───── SUPPLIED MATERIAL

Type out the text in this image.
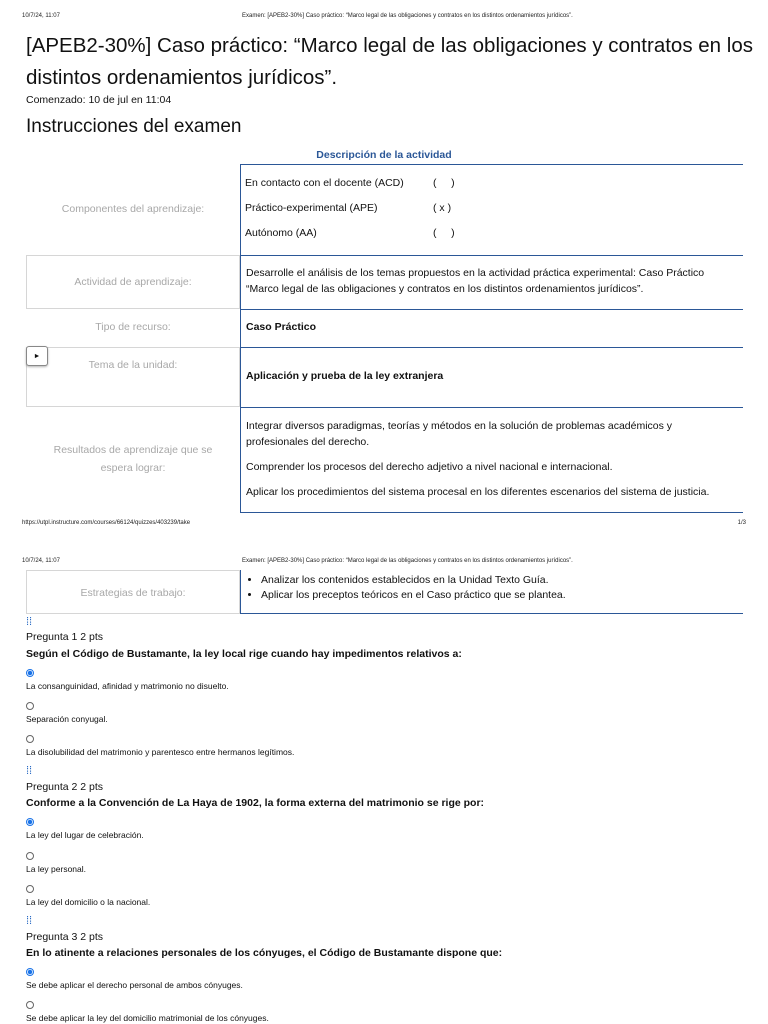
10/7/24, 11:07	Examen: [APEB2-30%] Caso práctico: “Marco legal de las obligaciones y contratos en los distintos ordenamientos jurídicos”.
[APEB2-30%] Caso práctico: “Marco legal de las obligaciones y contratos en los distintos ordenamientos jurídicos”.
Comenzado: 10 de jul en 11:04
Instrucciones del examen
Descripción de la actividad
Componentes del aprendizaje:
En contacto con el docente (ACD)	(     )
Práctico-experimental (APE)	( x )
Autónomo (AA)	(     )
Actividad de aprendizaje:
Desarrolle el análisis de los temas propuestos en la actividad práctica experimental: Caso Práctico “Marco legal de las obligaciones y contratos en los distintos ordenamientos jurídicos”.
Tipo de recurso:	Caso Práctico
Tema de la unidad:
Aplicación y prueba de la ley extranjera
►
Resultados de aprendizaje que se espera lograr:
Integrar diversos paradigmas, teorías y métodos en la solución de problemas académicos y profesionales del derecho.
Comprender los procesos del derecho adjetivo a nivel nacional e internacional.
Aplicar los procedimientos del sistema procesal en los diferentes escenarios del sistema de justicia.
https://utpl.instructure.com/courses/66124/quizzes/403239/take	1/3
10/7/24, 11:07	Examen: [APEB2-30%] Caso práctico: “Marco legal de las obligaciones y contratos en los distintos ordenamientos jurídicos”.
Estrategias de trabajo:
• Analizar los contenidos establecidos en la Unidad Texto Guía.
• Aplicar los preceptos teóricos en el Caso práctico que se plantea.
⁞⁞
Pregunta 1 2 pts
Según el Código de Bustamante, la ley local rige cuando hay impedimentos relativos a:
La consanguinidad, afinidad y matrimonio no disuelto.
Separación conyugal.
La disolubilidad del matrimonio y parentesco entre hermanos legítimos.
⁞⁞
Pregunta 2 2 pts
Conforme a la Convención de La Haya de 1902, la forma externa del matrimonio se rige por:
La ley del lugar de celebración.
La ley personal.
La ley del domicilio o la nacional.
⁞⁞
Pregunta 3 2 pts
En lo atinente a relaciones personales de los cónyuges, el Código de Bustamante dispone que:
Se debe aplicar el derecho personal de ambos cónyuges.
Se debe aplicar la ley del domicilio matrimonial de los cónyuges.
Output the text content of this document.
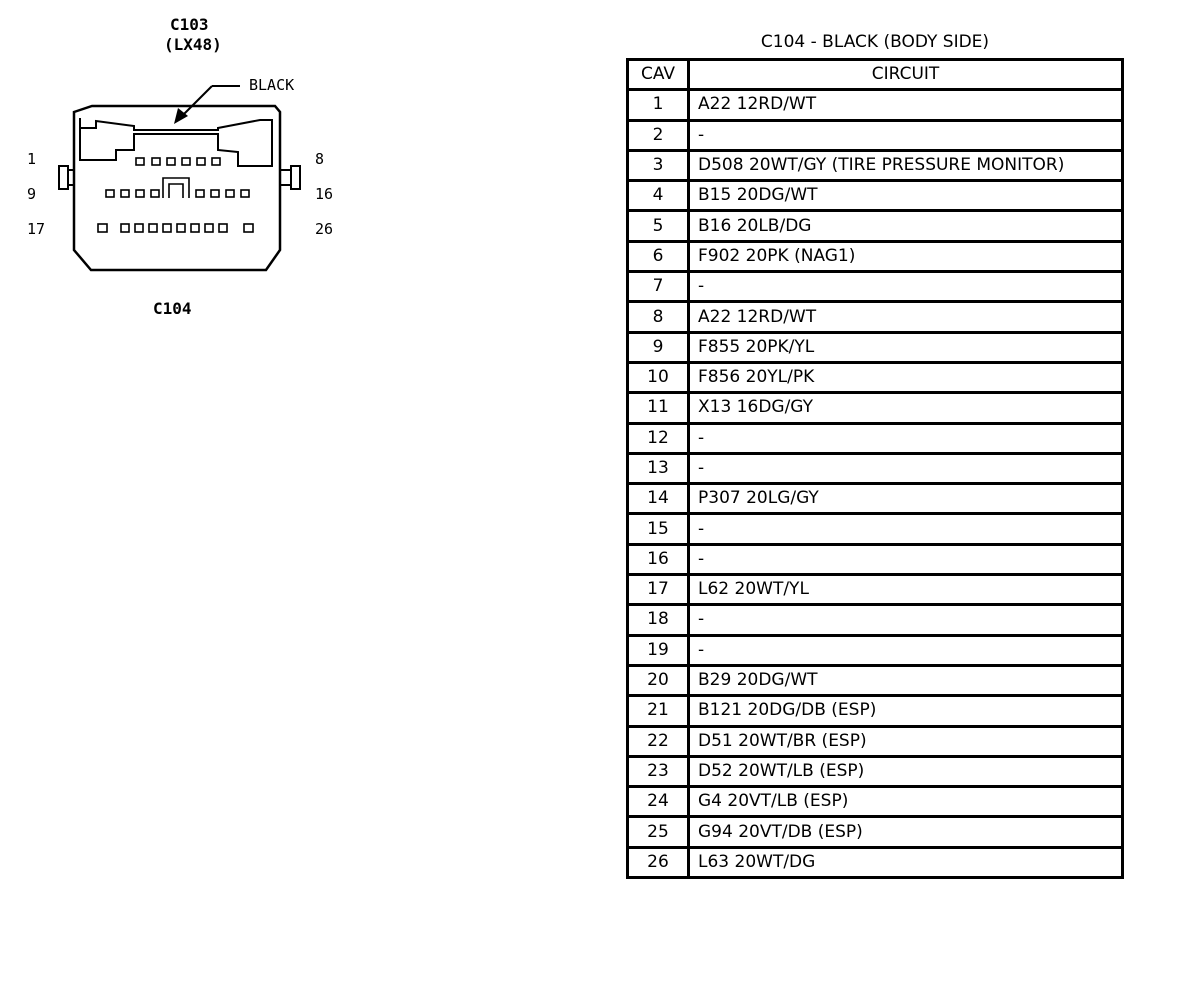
C103
(LX48)
BLACK
C104
1	8
9	16
17	26
C104 - BLACK (BODY SIDE)
CAV	CIRCUIT
1	A22 12RD/WT
2	-
3	D508 20WT/GY (TIRE PRESSURE MONITOR)
4	B15 20DG/WT
5	B16 20LB/DG
6	F902 20PK (NAG1)
7	-
8	A22 12RD/WT
9	F855 20PK/YL
10	F856 20YL/PK
11	X13 16DG/GY
12	-
13	-
14	P307 20LG/GY
15	-
16	-
17	L62 20WT/YL
18	-
19	-
20	B29 20DG/WT
21	B121 20DG/DB (ESP)
22	D51 20WT/BR (ESP)
23	D52 20WT/LB (ESP)
24	G4 20VT/LB (ESP)
25	G94 20VT/DB (ESP)
26	L63 20WT/DG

──────────

_TASK TO CARRY OUT_.
Tell how many lines include "obligaciones". The number is the whole answer.

_SOLUTION FOR THIS TASK_.
4